Task goal:
In the records below, pick out all lines containing the word "утвержденіе".

Entries:
----------
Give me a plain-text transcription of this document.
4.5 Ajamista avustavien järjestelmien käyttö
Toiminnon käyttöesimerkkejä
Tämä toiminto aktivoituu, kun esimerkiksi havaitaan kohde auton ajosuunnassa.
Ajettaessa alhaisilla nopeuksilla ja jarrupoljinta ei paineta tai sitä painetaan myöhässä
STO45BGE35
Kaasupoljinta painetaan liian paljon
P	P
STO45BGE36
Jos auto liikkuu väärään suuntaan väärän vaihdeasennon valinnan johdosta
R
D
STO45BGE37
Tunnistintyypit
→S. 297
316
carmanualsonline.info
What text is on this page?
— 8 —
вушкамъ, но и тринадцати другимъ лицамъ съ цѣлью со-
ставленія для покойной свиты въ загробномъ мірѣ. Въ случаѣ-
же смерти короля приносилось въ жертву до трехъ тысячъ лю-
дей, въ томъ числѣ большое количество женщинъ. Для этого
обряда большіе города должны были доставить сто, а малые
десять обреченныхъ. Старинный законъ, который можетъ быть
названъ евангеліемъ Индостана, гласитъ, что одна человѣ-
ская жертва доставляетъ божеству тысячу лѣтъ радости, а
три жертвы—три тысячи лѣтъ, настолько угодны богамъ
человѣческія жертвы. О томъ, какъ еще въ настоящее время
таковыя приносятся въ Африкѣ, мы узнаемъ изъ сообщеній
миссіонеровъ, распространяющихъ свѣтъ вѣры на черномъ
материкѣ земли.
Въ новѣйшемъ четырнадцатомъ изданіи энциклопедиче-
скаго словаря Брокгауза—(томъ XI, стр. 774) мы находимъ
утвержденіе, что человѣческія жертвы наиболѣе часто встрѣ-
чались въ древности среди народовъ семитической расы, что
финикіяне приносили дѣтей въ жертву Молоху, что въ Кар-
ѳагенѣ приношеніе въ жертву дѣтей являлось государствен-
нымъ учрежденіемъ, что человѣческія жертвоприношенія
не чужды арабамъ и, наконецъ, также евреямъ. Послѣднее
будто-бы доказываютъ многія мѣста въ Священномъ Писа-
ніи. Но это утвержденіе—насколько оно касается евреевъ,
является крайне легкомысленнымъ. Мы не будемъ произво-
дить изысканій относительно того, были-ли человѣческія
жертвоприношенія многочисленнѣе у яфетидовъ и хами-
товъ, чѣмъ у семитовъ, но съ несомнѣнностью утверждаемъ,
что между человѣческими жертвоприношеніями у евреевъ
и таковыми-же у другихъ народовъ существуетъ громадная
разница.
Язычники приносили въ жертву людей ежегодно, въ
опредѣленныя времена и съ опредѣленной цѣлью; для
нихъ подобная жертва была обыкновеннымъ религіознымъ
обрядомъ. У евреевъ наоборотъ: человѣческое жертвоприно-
----------
Complete answer:
утвержденіе, что человѣческія жертвы наиболѣе часто встрѣ-
ніи. Но это утвержденіе—насколько оно касается евреевъ,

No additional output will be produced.